Stored records
--- Begin ---

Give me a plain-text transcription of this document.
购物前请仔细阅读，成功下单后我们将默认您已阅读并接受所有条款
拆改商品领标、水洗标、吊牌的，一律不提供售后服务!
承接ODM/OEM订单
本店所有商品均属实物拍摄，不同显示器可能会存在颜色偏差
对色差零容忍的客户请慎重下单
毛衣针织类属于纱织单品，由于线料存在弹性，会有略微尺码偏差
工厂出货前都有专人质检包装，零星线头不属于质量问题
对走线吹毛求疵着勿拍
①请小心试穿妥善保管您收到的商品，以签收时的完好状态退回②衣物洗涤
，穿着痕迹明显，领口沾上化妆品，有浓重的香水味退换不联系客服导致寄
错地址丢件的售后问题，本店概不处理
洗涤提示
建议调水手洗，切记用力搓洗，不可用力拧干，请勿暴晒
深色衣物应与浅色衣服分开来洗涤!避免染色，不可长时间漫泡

--- End ---

Exercise aim:
All of the entries must be written out exactly as they stand.

Full response:
Give me a plain-text transcription of this document.
购物前请仔细阅读，成功下单后我们将默认您已阅读并接受所有条款
拆改商品领标、水洗标、吊牌的，一律不提供售后服务!
承接ODM/OEM订单
本店所有商品均属实物拍摄，不同显示器可能会存在颜色偏差
对色差零容忍的客户请慎重下单
毛衣针织类属于纱织单品，由于线料存在弹性，会有略微尺码偏差
工厂出货前都有专人质检包装，零星线头不属于质量问题
对走线吹毛求疵着勿拍
①请小心试穿妥善保管您收到的商品，以签收时的完好状态退回②衣物洗涤
，穿着痕迹明显，领口沾上化妆品，有浓重的香水味退换不联系客服导致寄
错地址丢件的售后问题，本店概不处理
洗涤提示
建议调水手洗，切记用力搓洗，不可用力拧干，请勿暴晒
深色衣物应与浅色衣服分开来洗涤!避免染色，不可长时间漫泡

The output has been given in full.